+++ LISTED ENTRIES

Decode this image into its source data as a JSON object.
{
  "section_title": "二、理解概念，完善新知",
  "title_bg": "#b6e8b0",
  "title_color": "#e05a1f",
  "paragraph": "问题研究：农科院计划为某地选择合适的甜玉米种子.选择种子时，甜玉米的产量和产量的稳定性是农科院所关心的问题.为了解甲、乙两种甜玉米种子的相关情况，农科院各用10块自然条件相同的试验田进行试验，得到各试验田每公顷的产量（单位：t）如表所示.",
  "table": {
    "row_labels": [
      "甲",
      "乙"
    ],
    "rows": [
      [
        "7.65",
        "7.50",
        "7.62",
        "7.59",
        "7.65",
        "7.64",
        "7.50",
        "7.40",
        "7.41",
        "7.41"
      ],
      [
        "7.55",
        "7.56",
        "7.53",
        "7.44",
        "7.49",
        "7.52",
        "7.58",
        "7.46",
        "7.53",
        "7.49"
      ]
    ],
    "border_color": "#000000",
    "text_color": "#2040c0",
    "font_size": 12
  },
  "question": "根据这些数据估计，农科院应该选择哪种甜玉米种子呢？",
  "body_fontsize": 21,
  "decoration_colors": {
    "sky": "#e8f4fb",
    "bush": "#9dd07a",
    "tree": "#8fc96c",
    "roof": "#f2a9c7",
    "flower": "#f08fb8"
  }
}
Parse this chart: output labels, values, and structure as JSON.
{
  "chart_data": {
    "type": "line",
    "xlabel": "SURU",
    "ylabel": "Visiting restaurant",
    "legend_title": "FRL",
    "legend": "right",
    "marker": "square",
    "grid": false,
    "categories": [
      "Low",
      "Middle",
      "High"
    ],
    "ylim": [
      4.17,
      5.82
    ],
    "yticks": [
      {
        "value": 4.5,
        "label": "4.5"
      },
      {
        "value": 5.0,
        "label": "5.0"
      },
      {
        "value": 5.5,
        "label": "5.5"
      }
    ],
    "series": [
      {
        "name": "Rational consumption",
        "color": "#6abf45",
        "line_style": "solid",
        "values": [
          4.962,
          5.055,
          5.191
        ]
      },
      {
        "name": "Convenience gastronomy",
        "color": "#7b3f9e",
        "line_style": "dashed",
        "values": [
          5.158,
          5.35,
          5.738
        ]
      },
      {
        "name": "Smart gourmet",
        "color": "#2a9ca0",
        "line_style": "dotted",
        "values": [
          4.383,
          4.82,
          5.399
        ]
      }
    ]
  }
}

++++++

Give only the number of lines in the material above that hold the word "this".

2